Filter the entries, keeping every line with the word "Volumes".

++++++++++++++++++++

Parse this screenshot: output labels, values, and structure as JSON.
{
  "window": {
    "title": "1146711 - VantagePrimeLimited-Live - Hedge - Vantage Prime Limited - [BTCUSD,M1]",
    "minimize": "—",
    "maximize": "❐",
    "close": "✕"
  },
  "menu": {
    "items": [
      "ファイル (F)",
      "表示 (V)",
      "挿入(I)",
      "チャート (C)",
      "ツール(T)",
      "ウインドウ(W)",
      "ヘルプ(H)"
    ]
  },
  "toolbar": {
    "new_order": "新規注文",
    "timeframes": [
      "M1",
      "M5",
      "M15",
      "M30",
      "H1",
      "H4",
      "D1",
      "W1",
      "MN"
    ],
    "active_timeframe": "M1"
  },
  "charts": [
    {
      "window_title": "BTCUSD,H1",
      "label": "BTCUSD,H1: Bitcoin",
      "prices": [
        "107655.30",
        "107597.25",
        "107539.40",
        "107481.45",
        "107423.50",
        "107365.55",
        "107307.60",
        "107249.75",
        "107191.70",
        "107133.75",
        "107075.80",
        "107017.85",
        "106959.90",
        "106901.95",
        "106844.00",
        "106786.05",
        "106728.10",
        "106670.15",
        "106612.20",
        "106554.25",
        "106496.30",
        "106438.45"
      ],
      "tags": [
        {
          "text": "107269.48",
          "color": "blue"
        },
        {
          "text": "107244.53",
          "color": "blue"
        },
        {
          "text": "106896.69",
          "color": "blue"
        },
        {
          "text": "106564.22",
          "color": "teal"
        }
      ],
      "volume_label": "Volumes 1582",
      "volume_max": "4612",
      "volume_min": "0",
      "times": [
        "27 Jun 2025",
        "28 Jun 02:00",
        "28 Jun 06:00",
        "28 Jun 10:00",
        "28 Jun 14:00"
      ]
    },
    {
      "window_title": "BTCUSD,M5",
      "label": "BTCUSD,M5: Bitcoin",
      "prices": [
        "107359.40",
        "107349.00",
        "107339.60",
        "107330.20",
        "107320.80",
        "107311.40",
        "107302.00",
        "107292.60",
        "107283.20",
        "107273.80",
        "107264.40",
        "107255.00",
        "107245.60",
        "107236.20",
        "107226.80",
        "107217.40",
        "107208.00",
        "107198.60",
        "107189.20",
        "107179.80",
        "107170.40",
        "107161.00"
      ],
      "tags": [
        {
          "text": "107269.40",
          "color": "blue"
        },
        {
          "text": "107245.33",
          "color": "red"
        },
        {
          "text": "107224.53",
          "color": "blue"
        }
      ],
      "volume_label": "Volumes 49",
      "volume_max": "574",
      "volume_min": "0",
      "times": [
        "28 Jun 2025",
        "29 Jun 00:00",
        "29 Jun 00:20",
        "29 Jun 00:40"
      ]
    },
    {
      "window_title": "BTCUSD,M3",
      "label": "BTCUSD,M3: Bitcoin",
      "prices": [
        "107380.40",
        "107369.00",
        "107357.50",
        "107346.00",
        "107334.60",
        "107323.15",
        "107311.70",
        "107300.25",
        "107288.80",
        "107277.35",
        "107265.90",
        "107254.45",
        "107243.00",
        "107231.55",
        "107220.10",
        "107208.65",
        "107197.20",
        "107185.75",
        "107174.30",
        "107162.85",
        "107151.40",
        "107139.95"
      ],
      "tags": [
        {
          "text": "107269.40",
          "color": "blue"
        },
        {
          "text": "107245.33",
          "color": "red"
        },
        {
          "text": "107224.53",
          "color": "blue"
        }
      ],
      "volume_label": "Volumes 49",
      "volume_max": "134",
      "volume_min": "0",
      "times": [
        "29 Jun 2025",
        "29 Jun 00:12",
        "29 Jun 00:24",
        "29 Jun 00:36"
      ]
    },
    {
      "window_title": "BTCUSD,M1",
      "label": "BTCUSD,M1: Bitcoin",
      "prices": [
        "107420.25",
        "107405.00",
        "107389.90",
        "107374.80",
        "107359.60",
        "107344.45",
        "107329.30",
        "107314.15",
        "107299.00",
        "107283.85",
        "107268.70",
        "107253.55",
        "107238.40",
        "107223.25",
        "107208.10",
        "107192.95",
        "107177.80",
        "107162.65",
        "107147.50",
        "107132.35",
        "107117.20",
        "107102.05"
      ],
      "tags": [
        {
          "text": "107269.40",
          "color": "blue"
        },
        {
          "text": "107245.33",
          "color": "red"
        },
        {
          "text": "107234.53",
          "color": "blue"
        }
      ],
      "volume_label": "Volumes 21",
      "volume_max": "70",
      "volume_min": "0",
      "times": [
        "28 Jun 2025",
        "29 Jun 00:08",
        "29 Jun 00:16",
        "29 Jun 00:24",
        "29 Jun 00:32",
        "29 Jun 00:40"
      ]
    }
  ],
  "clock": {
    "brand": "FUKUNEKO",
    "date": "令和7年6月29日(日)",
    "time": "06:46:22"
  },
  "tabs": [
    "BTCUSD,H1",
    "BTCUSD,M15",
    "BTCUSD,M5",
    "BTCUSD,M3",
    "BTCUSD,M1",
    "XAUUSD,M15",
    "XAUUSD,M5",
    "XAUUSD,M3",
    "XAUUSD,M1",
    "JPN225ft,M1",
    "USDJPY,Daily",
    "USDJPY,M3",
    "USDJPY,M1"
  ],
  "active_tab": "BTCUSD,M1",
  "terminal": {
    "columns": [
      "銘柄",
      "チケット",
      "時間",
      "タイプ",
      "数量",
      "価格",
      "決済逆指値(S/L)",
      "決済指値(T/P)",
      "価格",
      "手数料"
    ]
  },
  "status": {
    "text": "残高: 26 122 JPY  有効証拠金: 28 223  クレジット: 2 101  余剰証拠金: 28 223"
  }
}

++++++++++++++++++++

● **SOLUTION TO THIS EXERCISE**:
      "volume_label": "Volumes 1582",
      "volume_label": "Volumes 49",
      "volume_label": "Volumes 49",
      "volume_label": "Volumes 21",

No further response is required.